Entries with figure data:
============

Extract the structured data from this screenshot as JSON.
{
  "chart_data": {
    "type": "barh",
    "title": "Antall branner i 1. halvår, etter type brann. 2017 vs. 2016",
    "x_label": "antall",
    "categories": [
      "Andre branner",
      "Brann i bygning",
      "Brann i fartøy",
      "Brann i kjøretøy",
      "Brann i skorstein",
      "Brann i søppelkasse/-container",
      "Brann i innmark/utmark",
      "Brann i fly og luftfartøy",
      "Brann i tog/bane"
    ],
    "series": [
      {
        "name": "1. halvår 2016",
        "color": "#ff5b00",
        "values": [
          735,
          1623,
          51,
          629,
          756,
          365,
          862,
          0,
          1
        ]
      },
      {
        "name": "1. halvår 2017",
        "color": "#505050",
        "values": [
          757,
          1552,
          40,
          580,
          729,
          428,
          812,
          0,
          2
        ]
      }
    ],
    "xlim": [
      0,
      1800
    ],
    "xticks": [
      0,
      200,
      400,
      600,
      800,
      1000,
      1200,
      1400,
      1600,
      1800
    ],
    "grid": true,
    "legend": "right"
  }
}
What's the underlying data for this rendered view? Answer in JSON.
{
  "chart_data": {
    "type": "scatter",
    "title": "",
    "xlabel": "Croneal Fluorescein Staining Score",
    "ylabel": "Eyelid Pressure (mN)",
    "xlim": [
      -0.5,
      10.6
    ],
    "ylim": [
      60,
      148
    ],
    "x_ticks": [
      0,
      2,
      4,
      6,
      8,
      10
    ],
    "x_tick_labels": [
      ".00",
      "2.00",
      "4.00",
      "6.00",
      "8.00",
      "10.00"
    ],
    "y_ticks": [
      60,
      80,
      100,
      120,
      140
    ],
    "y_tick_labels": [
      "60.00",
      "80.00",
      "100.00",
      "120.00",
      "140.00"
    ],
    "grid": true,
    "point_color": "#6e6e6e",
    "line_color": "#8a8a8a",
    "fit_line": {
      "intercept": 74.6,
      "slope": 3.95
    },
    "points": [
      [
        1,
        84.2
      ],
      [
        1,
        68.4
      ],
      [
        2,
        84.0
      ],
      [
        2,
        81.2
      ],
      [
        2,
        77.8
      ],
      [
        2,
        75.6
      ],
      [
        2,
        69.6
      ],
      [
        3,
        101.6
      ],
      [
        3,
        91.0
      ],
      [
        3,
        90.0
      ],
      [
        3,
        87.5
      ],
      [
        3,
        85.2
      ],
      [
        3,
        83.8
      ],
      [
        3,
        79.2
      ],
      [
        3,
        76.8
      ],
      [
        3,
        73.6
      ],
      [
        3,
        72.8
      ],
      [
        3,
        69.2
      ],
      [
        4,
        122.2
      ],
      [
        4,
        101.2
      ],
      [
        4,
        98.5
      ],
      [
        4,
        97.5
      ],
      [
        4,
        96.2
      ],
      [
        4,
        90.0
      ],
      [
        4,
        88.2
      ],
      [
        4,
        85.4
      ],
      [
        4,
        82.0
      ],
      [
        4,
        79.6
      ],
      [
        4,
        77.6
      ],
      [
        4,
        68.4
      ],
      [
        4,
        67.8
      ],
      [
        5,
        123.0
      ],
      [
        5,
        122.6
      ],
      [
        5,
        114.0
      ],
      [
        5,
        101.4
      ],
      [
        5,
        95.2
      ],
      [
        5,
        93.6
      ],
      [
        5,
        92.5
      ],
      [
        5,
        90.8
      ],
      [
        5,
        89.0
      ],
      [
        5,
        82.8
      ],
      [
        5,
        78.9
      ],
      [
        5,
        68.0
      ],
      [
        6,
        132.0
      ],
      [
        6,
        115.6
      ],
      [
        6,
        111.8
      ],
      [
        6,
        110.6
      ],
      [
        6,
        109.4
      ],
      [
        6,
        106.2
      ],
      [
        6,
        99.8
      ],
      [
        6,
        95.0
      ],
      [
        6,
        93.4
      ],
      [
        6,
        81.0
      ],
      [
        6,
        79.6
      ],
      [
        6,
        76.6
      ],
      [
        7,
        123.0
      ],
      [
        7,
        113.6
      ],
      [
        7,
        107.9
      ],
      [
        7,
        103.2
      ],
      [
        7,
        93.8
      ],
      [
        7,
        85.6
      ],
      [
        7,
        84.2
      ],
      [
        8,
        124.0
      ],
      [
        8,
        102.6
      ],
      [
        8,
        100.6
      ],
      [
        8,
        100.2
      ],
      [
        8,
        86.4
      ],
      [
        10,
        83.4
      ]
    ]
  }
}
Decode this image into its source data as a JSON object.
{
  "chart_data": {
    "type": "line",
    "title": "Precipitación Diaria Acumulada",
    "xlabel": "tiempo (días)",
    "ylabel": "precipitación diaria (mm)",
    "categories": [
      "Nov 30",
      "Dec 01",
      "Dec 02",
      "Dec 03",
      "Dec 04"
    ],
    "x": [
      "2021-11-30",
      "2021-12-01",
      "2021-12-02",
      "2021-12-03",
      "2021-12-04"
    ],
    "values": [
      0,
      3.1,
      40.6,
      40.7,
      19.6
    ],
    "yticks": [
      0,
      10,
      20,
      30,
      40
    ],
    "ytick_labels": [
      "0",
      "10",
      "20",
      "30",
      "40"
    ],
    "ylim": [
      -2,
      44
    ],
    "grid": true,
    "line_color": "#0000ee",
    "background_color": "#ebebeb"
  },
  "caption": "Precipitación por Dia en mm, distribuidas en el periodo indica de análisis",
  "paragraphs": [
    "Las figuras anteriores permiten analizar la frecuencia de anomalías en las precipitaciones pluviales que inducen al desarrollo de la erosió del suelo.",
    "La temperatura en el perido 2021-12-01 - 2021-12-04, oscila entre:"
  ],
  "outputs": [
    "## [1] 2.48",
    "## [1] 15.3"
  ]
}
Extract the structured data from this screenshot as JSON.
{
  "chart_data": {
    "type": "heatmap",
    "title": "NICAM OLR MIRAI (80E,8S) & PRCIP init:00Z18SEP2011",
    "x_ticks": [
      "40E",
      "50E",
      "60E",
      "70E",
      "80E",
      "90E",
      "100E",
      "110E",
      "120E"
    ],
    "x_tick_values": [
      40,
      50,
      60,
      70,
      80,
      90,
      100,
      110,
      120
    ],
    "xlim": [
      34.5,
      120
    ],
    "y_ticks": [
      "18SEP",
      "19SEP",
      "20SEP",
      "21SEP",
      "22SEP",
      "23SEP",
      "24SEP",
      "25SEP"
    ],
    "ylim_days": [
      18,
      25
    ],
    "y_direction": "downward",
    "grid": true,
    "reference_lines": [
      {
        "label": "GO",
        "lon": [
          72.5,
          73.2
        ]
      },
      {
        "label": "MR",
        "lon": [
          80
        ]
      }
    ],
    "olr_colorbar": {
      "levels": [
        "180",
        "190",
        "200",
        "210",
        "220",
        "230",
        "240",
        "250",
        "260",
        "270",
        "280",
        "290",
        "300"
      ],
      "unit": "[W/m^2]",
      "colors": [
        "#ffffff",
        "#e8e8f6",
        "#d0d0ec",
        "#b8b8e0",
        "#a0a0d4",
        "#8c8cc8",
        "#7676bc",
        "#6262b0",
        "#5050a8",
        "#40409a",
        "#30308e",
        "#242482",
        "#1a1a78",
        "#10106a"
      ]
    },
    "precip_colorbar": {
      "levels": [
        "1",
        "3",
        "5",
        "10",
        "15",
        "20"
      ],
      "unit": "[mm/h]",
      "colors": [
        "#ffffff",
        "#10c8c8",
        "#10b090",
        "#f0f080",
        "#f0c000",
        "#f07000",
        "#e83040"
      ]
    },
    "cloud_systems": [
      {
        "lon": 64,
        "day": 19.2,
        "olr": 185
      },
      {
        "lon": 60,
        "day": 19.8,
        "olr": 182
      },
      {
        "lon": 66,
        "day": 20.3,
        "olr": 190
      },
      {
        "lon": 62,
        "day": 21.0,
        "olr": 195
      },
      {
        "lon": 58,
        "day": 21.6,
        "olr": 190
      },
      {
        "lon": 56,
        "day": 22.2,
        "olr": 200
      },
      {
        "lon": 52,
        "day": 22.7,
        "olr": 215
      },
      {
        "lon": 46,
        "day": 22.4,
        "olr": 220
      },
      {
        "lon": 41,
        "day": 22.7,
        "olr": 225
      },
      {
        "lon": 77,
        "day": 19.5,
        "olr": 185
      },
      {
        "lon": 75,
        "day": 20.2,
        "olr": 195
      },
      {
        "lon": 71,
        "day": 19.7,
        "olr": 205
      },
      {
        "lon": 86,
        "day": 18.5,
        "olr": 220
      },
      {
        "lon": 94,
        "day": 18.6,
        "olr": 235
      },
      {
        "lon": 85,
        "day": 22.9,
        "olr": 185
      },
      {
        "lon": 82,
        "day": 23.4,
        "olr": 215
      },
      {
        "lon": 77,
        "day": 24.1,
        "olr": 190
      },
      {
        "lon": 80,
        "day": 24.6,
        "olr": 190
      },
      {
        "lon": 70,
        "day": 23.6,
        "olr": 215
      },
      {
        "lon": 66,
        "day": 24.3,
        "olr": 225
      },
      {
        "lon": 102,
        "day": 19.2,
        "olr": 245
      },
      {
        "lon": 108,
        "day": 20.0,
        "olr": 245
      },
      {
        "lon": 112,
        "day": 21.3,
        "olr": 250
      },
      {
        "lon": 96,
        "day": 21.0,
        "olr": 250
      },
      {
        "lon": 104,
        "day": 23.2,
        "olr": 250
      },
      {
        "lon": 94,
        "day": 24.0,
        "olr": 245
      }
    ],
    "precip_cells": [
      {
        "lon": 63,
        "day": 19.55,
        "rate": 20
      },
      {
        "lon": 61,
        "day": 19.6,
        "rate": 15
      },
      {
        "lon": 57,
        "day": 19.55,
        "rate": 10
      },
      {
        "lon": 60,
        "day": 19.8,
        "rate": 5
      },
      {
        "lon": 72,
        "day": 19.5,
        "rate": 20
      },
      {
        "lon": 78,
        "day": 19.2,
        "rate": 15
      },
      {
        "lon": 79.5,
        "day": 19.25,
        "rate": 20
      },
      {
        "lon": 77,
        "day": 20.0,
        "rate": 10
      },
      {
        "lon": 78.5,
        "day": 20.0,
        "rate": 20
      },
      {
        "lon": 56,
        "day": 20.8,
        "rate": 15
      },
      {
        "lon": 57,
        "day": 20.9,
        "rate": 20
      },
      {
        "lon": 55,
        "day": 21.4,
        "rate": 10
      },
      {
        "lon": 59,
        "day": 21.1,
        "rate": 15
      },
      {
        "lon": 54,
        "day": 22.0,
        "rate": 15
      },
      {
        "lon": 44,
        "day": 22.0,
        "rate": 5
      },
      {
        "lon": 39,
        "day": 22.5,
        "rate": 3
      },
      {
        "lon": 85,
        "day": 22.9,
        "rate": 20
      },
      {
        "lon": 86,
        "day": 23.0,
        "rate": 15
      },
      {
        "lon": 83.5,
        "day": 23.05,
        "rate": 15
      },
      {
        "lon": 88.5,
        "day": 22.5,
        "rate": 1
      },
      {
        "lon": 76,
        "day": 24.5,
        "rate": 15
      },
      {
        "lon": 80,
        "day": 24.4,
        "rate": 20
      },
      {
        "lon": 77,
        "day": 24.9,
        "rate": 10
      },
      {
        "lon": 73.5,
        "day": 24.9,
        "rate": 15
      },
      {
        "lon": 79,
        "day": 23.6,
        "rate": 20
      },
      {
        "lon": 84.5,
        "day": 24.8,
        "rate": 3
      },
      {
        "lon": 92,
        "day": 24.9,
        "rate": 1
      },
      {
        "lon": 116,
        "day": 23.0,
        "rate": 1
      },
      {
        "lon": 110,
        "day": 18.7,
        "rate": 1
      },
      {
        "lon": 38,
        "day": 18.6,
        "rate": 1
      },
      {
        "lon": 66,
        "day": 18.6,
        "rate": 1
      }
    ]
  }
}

============

Find each line holding the word "this" and copy it.

Extract the structured data from this screenshot as JSON.
What's the underlying data for this rendered view? Answer in JSON.
Decode this image into its source data as a JSON object.
Extract the structured data from this screenshot as JSON.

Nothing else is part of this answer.